(Extracted data entries)
|---|
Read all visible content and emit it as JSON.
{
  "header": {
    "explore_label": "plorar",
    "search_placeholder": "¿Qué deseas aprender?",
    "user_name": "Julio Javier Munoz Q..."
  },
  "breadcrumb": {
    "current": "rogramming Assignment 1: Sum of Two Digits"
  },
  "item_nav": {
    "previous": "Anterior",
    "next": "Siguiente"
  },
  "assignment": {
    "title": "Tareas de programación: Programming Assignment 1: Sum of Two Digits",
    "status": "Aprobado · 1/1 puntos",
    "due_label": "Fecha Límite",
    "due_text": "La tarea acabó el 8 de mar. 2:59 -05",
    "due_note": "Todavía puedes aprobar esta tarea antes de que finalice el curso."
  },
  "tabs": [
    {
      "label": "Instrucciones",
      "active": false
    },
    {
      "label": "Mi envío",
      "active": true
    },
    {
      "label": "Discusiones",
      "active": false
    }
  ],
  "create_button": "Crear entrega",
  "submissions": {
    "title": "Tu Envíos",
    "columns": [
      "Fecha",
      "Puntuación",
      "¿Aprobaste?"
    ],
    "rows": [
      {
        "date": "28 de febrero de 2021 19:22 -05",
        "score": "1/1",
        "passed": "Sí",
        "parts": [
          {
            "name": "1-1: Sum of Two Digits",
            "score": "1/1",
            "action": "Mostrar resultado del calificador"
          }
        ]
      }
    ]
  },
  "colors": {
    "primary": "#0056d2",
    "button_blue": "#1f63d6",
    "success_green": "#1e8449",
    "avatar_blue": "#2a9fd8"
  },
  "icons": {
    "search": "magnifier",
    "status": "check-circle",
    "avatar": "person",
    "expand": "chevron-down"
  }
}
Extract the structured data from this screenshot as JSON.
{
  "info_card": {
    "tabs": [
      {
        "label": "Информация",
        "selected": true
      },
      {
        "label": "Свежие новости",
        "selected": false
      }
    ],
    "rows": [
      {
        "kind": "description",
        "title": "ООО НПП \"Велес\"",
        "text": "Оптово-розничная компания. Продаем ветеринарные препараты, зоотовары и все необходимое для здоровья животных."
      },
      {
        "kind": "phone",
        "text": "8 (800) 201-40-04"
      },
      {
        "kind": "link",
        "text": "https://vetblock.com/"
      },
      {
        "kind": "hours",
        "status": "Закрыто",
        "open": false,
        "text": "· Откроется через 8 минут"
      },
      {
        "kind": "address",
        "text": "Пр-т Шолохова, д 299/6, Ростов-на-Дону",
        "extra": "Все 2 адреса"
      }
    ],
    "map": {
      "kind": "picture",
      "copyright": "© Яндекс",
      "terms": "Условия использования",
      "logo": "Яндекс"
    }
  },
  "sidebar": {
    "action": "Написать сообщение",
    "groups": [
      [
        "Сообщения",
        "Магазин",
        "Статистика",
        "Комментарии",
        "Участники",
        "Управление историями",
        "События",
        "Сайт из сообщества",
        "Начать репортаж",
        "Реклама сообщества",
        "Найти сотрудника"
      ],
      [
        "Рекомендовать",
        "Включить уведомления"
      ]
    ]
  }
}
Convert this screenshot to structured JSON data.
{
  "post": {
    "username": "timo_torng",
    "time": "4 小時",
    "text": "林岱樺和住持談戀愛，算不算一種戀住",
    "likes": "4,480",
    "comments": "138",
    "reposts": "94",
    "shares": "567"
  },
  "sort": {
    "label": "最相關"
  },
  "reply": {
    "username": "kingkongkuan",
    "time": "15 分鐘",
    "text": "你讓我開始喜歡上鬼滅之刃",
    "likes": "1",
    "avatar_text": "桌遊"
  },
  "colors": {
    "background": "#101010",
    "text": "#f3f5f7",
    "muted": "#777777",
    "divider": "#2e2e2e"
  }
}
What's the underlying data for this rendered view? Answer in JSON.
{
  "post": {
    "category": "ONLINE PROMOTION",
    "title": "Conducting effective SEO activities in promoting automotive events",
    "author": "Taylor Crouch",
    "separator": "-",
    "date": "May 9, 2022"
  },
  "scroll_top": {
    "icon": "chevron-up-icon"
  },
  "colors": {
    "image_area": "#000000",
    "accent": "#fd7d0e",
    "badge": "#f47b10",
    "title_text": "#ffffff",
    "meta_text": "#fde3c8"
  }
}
|---|
For the listing above, give the number of lines in which the string "JSON" occurs, and nothing else.

* **FINISHED EXERCISE**:
4